* START EXTRACTED DATA *

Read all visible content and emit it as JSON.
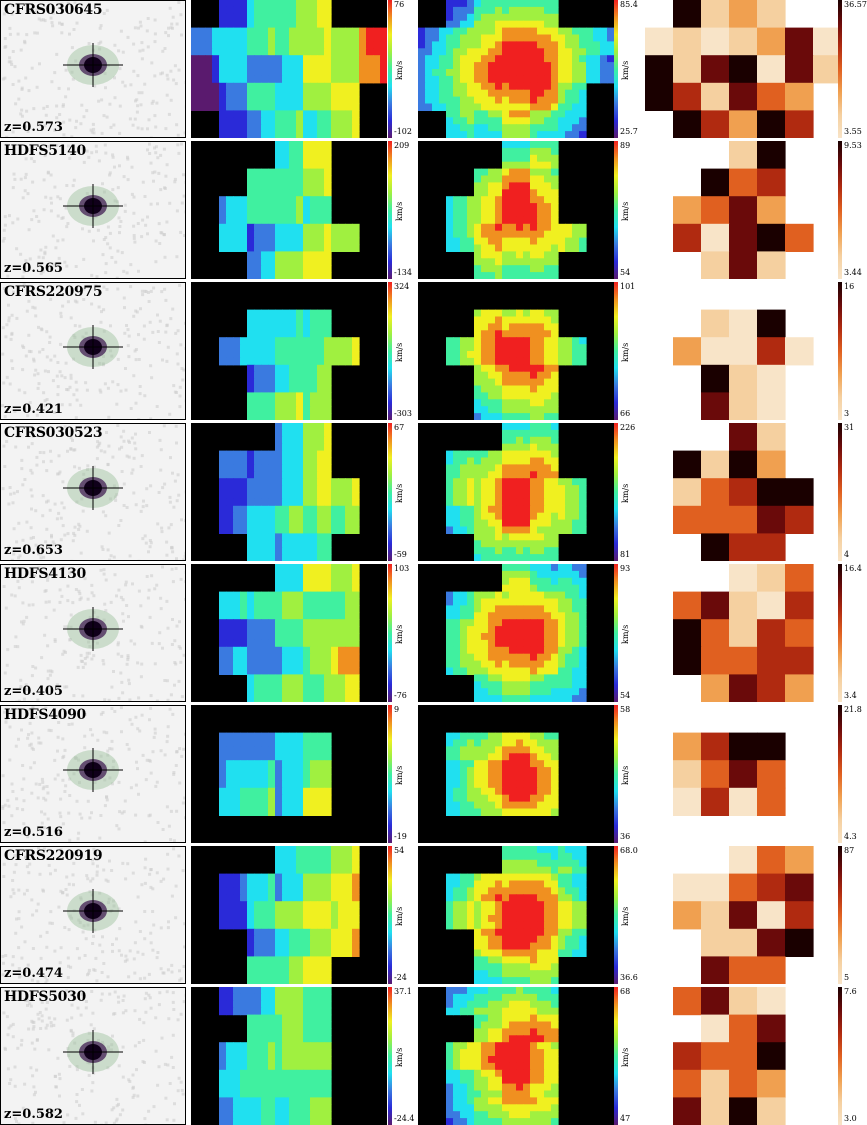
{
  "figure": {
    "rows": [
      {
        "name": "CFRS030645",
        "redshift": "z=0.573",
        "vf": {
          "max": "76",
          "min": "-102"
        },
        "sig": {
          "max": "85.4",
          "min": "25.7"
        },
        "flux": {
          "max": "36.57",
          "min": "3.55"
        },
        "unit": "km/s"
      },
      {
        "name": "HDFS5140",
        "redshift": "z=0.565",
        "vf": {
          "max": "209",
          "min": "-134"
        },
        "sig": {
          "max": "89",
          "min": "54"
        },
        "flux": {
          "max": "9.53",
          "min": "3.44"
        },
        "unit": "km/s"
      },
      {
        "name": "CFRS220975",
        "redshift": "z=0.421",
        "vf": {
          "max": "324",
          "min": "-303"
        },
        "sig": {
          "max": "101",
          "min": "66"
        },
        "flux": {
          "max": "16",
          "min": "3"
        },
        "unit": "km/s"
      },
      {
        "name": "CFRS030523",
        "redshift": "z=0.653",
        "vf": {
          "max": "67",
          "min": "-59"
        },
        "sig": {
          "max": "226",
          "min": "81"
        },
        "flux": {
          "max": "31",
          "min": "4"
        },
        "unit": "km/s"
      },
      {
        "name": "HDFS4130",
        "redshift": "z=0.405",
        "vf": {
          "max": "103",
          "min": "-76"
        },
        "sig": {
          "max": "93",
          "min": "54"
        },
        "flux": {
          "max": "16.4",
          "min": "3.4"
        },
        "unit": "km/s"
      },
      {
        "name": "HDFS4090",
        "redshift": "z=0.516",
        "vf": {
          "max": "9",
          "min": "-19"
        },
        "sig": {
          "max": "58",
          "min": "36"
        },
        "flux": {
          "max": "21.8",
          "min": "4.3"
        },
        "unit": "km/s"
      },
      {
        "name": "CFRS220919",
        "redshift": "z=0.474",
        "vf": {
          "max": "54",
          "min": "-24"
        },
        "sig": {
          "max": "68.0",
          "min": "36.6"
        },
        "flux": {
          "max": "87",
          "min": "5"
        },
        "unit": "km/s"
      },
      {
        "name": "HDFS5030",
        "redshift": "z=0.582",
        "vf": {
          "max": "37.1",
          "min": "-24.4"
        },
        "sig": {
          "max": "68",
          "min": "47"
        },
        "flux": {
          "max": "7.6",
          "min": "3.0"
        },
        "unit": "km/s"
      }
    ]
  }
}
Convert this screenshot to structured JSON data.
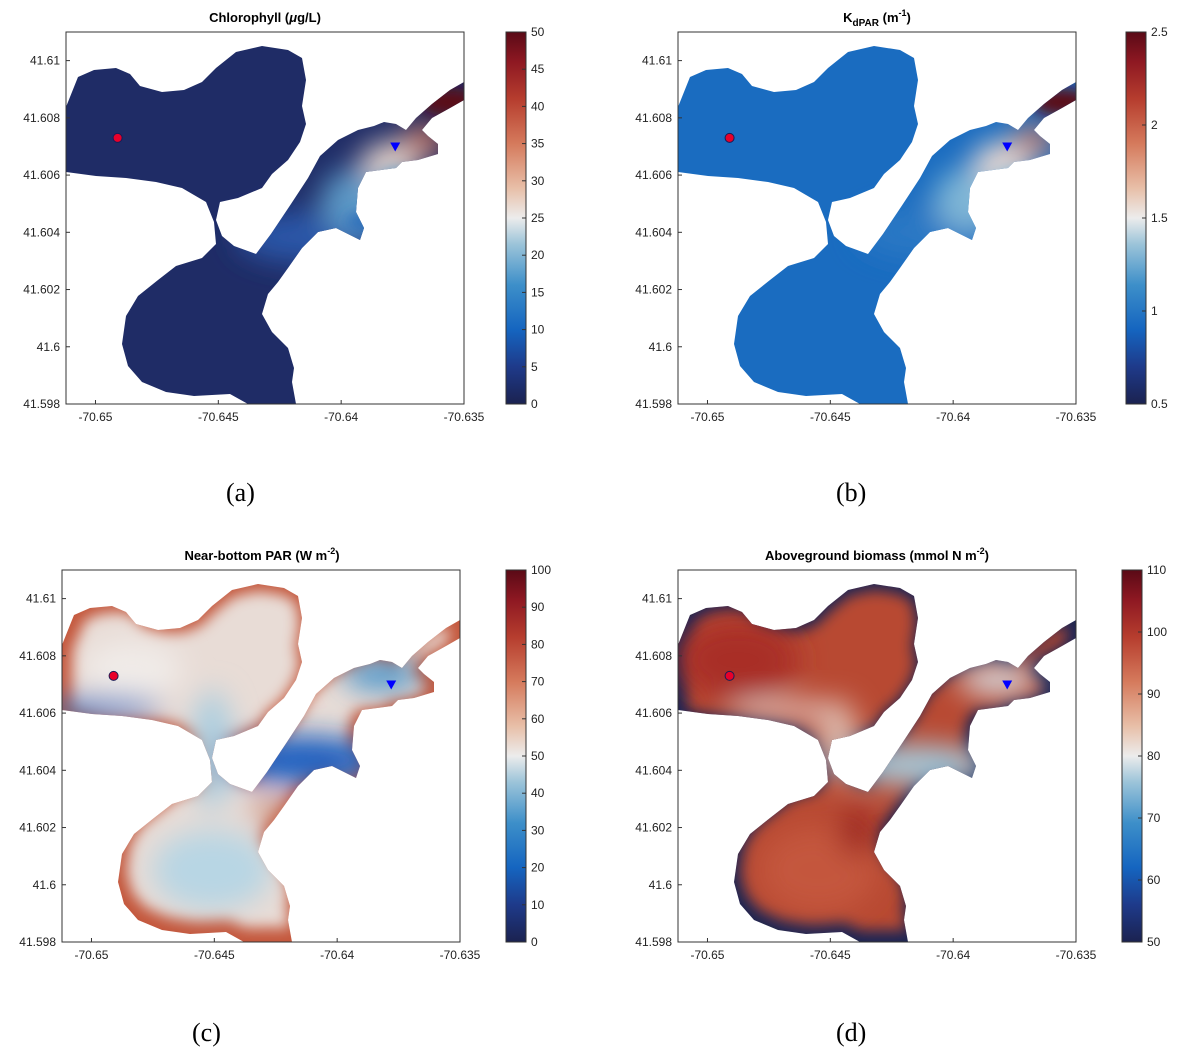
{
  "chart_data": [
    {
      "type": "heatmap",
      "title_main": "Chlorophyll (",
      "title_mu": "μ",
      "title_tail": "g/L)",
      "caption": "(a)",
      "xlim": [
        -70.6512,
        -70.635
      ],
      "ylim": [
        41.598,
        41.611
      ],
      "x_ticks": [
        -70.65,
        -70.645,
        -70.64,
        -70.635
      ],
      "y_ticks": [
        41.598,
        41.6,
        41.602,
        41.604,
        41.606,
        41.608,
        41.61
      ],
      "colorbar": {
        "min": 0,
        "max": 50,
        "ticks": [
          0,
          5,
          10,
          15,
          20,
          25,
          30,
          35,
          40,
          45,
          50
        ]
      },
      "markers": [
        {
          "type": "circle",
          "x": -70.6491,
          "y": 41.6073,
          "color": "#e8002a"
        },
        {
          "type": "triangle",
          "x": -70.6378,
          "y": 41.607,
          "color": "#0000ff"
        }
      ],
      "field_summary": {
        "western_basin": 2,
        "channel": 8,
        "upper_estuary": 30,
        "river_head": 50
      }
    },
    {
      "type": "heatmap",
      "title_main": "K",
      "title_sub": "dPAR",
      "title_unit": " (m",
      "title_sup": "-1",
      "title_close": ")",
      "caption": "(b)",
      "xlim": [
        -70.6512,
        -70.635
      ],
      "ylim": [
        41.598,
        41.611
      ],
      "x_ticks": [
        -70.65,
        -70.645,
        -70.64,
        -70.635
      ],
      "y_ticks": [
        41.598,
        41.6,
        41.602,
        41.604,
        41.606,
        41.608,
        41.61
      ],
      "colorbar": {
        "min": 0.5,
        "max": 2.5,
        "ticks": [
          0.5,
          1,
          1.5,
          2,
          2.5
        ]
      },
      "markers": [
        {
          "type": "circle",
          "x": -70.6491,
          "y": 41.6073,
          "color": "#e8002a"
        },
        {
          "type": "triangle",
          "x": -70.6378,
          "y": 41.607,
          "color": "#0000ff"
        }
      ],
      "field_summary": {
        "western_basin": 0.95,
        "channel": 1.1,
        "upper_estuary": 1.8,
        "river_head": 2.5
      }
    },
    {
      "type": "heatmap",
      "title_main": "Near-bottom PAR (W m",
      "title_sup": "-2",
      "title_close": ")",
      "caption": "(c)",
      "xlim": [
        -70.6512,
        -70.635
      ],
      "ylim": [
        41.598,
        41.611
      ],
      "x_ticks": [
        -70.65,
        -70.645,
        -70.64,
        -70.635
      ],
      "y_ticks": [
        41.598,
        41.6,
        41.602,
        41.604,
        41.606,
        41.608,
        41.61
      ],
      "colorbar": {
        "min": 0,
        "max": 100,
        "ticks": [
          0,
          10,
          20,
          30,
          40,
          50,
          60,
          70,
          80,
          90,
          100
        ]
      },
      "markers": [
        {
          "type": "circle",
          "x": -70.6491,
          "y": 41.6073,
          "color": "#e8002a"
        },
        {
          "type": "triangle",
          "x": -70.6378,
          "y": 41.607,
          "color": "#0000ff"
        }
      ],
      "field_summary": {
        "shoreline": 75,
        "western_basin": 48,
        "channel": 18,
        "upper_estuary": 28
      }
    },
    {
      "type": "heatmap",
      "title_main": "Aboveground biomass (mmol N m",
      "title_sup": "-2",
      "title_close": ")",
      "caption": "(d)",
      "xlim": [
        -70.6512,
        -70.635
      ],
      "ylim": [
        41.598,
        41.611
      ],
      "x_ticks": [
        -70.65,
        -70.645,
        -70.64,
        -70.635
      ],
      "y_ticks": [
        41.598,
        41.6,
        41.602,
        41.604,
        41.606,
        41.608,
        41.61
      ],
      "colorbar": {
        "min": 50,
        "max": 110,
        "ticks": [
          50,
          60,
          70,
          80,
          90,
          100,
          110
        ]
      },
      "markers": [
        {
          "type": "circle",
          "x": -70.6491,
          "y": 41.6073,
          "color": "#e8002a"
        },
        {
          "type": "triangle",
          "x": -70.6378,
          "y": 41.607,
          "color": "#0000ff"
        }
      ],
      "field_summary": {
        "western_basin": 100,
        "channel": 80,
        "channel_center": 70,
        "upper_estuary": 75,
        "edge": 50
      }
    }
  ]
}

* END EXTRACTED DATA *

EXERCISE PROMPT. From the material above, reproduce everything verbatim except the pictures.

EXERCISE RESPONSE.
Read all visible content and emit it as JSON.
{
  "figure": {
    "rows": [
      {
        "name": "CFRS030645",
        "redshift": "z=0.573",
        "vf": {
          "max": "76",
          "min": "-102"
        },
        "sig": {
          "max": "85.4",
          "min": "25.7"
        },
        "flux": {
          "max": "36.57",
          "min": "3.55"
        },
        "unit": "km/s"
      },
      {
        "name": "HDFS5140",
        "redshift": "z=0.565",
        "vf": {
          "max": "209",
          "min": "-134"
        },
        "sig": {
          "max": "89",
          "min": "54"
        },
        "flux": {
          "max": "9.53",
          "min": "3.44"
        },
        "unit": "km/s"
      },
      {
        "name": "CFRS220975",
        "redshift": "z=0.421",
        "vf": {
          "max": "324",
          "min": "-303"
        },
        "sig": {
          "max": "101",
          "min": "66"
        },
        "flux": {
          "max": "16",
          "min": "3"
        },
        "unit": "km/s"
      },
      {
        "name": "CFRS030523",
        "redshift": "z=0.653",
        "vf": {
          "max": "67",
          "min": "-59"
        },
        "sig": {
          "max": "226",
          "min": "81"
        },
        "flux": {
          "max": "31",
          "min": "4"
        },
        "unit": "km/s"
      },
      {
        "name": "HDFS4130",
        "redshift": "z=0.405",
        "vf": {
          "max": "103",
          "min": "-76"
        },
        "sig": {
          "max": "93",
          "min": "54"
        },
        "flux": {
          "max": "16.4",
          "min": "3.4"
        },
        "unit": "km/s"
      },
      {
        "name": "HDFS4090",
        "redshift": "z=0.516",
        "vf": {
          "max": "9",
          "min": "-19"
        },
        "sig": {
          "max": "58",
          "min": "36"
        },
        "flux": {
          "max": "21.8",
          "min": "4.3"
        },
        "unit": "km/s"
      },
      {
        "name": "CFRS220919",
        "redshift": "z=0.474",
        "vf": {
          "max": "54",
          "min": "-24"
        },
        "sig": {
          "max": "68.0",
          "min": "36.6"
        },
        "flux": {
          "max": "87",
          "min": "5"
        },
        "unit": "km/s"
      },
      {
        "name": "HDFS5030",
        "redshift": "z=0.582",
        "vf": {
          "max": "37.1",
          "min": "-24.4"
        },
        "sig": {
          "max": "68",
          "min": "47"
        },
        "flux": {
          "max": "7.6",
          "min": "3.0"
        },
        "unit": "km/s"
      }
    ]
  }
}
Convert this screenshot to structured JSON data.
{
  "chart_data": [
    {
      "type": "heatmap",
      "title_main": "Chlorophyll (",
      "title_mu": "μ",
      "title_tail": "g/L)",
      "caption": "(a)",
      "xlim": [
        -70.6512,
        -70.635
      ],
      "ylim": [
        41.598,
        41.611
      ],
      "x_ticks": [
        -70.65,
        -70.645,
        -70.64,
        -70.635
      ],
      "y_ticks": [
        41.598,
        41.6,
        41.602,
        41.604,
        41.606,
        41.608,
        41.61
      ],
      "colorbar": {
        "min": 0,
        "max": 50,
        "ticks": [
          0,
          5,
          10,
          15,
          20,
          25,
          30,
          35,
          40,
          45,
          50
        ]
      },
      "markers": [
        {
          "type": "circle",
          "x": -70.6491,
          "y": 41.6073,
          "color": "#e8002a"
        },
        {
          "type": "triangle",
          "x": -70.6378,
          "y": 41.607,
          "color": "#0000ff"
        }
      ],
      "field_summary": {
        "western_basin": 2,
        "channel": 8,
        "upper_estuary": 30,
        "river_head": 50
      }
    },
    {
      "type": "heatmap",
      "title_main": "K",
      "title_sub": "dPAR",
      "title_unit": " (m",
      "title_sup": "-1",
      "title_close": ")",
      "caption": "(b)",
      "xlim": [
        -70.6512,
        -70.635
      ],
      "ylim": [
        41.598,
        41.611
      ],
      "x_ticks": [
        -70.65,
        -70.645,
        -70.64,
        -70.635
      ],
      "y_ticks": [
        41.598,
        41.6,
        41.602,
        41.604,
        41.606,
        41.608,
        41.61
      ],
      "colorbar": {
        "min": 0.5,
        "max": 2.5,
        "ticks": [
          0.5,
          1,
          1.5,
          2,
          2.5
        ]
      },
      "markers": [
        {
          "type": "circle",
          "x": -70.6491,
          "y": 41.6073,
          "color": "#e8002a"
        },
        {
          "type": "triangle",
          "x": -70.6378,
          "y": 41.607,
          "color": "#0000ff"
        }
      ],
      "field_summary": {
        "western_basin": 0.95,
        "channel": 1.1,
        "upper_estuary": 1.8,
        "river_head": 2.5
      }
    },
    {
      "type": "heatmap",
      "title_main": "Near-bottom PAR (W m",
      "title_sup": "-2",
      "title_close": ")",
      "caption": "(c)",
      "xlim": [
        -70.6512,
        -70.635
      ],
      "ylim": [
        41.598,
        41.611
      ],
      "x_ticks": [
        -70.65,
        -70.645,
        -70.64,
        -70.635
      ],
      "y_ticks": [
        41.598,
        41.6,
        41.602,
        41.604,
        41.606,
        41.608,
        41.61
      ],
      "colorbar": {
        "min": 0,
        "max": 100,
        "ticks": [
          0,
          10,
          20,
          30,
          40,
          50,
          60,
          70,
          80,
          90,
          100
        ]
      },
      "markers": [
        {
          "type": "circle",
          "x": -70.6491,
          "y": 41.6073,
          "color": "#e8002a"
        },
        {
          "type": "triangle",
          "x": -70.6378,
          "y": 41.607,
          "color": "#0000ff"
        }
      ],
      "field_summary": {
        "shoreline": 75,
        "western_basin": 48,
        "channel": 18,
        "upper_estuary": 28
      }
    },
    {
      "type": "heatmap",
      "title_main": "Aboveground biomass (mmol N m",
      "title_sup": "-2",
      "title_close": ")",
      "caption": "(d)",
      "xlim": [
        -70.6512,
        -70.635
      ],
      "ylim": [
        41.598,
        41.611
      ],
      "x_ticks": [
        -70.65,
        -70.645,
        -70.64,
        -70.635
      ],
      "y_ticks": [
        41.598,
        41.6,
        41.602,
        41.604,
        41.606,
        41.608,
        41.61
      ],
      "colorbar": {
        "min": 50,
        "max": 110,
        "ticks": [
          50,
          60,
          70,
          80,
          90,
          100,
          110
        ]
      },
      "markers": [
        {
          "type": "circle",
          "x": -70.6491,
          "y": 41.6073,
          "color": "#e8002a"
        },
        {
          "type": "triangle",
          "x": -70.6378,
          "y": 41.607,
          "color": "#0000ff"
        }
      ],
      "field_summary": {
        "western_basin": 100,
        "channel": 80,
        "channel_center": 70,
        "upper_estuary": 75,
        "edge": 50
      }
    }
  ]
}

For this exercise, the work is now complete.